* **Task objective**
From the listing below, pull out every line where the string "houses" appears.

Stored data entries:

------------------------------

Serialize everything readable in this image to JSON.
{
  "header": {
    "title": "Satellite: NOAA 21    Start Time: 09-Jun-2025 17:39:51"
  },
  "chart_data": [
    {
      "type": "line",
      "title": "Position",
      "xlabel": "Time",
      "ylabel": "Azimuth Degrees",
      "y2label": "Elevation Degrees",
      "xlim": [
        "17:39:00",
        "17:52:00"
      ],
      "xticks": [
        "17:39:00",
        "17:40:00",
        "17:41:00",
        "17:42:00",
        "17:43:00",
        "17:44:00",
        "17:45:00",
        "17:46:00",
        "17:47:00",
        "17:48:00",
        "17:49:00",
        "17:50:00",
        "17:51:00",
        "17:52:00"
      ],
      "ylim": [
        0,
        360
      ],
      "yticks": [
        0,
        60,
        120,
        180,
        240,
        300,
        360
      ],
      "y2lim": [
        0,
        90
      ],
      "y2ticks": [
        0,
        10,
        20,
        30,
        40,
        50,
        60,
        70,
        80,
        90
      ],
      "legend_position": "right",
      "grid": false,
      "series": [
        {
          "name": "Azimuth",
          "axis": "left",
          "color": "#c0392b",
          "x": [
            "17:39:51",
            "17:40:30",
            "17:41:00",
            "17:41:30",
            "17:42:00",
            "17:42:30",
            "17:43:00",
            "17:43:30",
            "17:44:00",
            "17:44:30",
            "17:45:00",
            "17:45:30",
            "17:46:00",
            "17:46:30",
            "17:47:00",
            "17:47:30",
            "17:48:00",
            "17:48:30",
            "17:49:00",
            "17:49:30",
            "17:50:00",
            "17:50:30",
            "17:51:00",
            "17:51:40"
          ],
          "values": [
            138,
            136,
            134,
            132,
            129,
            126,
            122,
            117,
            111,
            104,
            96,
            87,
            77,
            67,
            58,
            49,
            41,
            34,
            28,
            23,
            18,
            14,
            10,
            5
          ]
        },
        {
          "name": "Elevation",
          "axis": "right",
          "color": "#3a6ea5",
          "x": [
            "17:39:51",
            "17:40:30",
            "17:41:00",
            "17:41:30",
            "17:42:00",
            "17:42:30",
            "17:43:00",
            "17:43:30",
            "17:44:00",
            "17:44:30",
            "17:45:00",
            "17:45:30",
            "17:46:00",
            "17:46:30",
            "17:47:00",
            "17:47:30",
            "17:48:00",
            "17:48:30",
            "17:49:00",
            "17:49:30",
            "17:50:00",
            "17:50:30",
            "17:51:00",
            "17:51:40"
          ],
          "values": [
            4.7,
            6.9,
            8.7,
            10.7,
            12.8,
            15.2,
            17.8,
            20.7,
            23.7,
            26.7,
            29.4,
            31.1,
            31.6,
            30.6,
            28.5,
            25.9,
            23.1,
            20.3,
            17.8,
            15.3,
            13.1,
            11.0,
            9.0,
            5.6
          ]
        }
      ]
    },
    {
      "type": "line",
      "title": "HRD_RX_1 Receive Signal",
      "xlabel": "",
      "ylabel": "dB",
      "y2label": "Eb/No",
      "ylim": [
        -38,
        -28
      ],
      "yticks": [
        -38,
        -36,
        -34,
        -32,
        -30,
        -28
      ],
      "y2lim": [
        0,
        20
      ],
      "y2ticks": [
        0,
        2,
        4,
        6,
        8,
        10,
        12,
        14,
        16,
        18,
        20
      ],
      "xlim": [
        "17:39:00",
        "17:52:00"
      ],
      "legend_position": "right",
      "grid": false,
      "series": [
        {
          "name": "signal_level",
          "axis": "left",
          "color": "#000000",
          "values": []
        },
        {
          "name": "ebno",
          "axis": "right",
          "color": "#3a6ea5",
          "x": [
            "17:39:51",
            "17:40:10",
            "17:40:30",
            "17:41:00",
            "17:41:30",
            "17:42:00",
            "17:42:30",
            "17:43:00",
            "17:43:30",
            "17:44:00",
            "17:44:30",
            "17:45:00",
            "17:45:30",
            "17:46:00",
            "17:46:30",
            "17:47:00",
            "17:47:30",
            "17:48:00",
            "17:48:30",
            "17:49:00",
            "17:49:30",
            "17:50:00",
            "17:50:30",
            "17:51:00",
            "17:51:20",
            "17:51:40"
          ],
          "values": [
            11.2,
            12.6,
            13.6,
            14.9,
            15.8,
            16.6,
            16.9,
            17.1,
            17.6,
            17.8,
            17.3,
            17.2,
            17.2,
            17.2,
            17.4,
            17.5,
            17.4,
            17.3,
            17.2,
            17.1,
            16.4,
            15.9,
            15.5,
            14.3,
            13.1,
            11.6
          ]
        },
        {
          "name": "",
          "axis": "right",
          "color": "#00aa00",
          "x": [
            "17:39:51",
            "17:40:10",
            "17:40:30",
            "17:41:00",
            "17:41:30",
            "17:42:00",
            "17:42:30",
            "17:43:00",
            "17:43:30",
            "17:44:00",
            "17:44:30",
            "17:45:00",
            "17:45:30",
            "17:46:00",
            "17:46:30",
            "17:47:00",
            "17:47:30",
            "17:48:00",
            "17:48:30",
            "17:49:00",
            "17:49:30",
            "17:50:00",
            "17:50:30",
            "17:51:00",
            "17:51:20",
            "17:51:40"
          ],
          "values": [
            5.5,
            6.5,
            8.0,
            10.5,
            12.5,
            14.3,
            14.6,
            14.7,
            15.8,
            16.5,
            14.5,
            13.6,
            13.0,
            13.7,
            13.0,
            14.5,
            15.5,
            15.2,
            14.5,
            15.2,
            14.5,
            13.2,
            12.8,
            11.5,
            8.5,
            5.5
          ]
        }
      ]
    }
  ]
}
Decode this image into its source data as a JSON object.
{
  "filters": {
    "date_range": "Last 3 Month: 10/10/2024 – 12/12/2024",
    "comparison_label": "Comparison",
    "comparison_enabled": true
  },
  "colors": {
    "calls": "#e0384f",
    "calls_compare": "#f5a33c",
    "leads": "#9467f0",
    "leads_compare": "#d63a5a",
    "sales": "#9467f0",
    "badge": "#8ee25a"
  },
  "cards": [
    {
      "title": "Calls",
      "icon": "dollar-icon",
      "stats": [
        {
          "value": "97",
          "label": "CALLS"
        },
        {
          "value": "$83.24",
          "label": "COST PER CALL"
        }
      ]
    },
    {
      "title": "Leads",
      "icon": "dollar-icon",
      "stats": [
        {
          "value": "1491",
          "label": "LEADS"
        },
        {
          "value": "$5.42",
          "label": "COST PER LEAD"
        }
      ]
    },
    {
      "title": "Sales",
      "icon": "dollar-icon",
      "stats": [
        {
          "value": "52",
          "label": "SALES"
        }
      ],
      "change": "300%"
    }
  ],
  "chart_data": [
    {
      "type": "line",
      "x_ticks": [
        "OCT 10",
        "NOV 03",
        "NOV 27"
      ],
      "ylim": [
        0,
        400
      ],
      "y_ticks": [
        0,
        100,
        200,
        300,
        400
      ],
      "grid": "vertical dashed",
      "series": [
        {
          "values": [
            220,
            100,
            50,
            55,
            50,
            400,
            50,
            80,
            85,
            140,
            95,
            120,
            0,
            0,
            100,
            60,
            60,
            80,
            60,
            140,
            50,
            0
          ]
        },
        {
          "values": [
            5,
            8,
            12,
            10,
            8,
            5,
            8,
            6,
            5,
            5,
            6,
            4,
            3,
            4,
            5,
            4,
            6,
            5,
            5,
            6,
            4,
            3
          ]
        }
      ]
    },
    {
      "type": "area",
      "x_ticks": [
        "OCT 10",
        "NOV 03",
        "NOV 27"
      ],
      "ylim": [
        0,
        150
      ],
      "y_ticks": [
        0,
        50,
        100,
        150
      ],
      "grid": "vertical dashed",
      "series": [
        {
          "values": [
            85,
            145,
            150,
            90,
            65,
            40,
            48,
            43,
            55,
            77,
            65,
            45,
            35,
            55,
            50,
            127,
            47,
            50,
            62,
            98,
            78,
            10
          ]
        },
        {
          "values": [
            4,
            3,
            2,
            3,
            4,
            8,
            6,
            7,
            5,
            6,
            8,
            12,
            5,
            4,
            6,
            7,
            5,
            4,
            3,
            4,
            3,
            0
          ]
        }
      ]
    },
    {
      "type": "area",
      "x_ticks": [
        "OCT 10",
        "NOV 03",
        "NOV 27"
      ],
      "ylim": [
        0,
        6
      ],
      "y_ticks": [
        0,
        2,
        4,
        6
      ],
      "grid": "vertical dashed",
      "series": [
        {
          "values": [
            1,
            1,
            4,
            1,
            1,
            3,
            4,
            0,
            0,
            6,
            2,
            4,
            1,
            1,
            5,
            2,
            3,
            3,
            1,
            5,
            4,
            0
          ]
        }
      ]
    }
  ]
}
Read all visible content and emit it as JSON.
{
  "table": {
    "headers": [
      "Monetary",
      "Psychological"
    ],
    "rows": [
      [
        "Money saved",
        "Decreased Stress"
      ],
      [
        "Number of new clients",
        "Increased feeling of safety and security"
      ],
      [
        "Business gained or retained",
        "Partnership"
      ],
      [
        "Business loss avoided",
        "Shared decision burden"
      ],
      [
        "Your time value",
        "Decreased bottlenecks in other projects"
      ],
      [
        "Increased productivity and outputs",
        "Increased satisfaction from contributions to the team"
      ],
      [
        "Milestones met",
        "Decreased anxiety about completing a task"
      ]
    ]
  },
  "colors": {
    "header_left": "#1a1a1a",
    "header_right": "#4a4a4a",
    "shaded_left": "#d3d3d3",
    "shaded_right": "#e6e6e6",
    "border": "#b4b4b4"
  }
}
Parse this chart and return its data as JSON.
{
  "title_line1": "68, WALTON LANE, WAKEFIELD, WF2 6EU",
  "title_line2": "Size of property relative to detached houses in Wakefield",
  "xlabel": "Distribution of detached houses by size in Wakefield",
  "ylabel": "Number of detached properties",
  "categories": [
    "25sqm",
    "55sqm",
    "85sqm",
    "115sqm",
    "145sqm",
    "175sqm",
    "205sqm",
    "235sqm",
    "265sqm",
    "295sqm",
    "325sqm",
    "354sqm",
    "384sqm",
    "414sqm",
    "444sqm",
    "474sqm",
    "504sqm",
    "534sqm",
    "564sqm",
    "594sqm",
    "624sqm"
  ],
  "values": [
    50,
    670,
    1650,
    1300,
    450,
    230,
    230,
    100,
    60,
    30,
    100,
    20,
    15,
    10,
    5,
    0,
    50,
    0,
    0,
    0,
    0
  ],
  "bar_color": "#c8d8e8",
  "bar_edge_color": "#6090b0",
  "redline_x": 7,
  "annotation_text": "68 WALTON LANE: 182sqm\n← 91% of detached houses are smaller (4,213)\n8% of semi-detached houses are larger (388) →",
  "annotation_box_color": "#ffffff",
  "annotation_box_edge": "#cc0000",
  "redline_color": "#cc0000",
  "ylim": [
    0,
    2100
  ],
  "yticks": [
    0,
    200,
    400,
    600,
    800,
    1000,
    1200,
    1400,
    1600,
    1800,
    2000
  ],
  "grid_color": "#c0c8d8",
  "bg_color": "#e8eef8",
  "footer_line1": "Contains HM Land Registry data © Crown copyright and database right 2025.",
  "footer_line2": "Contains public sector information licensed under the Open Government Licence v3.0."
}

------------------------------

* **Complete response**
  "title_line2": "Size of property relative to detached houses in Wakefield",
  "xlabel": "Distribution of detached houses by size in Wakefield",
  "annotation_text": "68 WALTON LANE: 182sqm\n← 91% of detached houses are smaller (4,213)\n8% of semi-detached houses are larger (388) →",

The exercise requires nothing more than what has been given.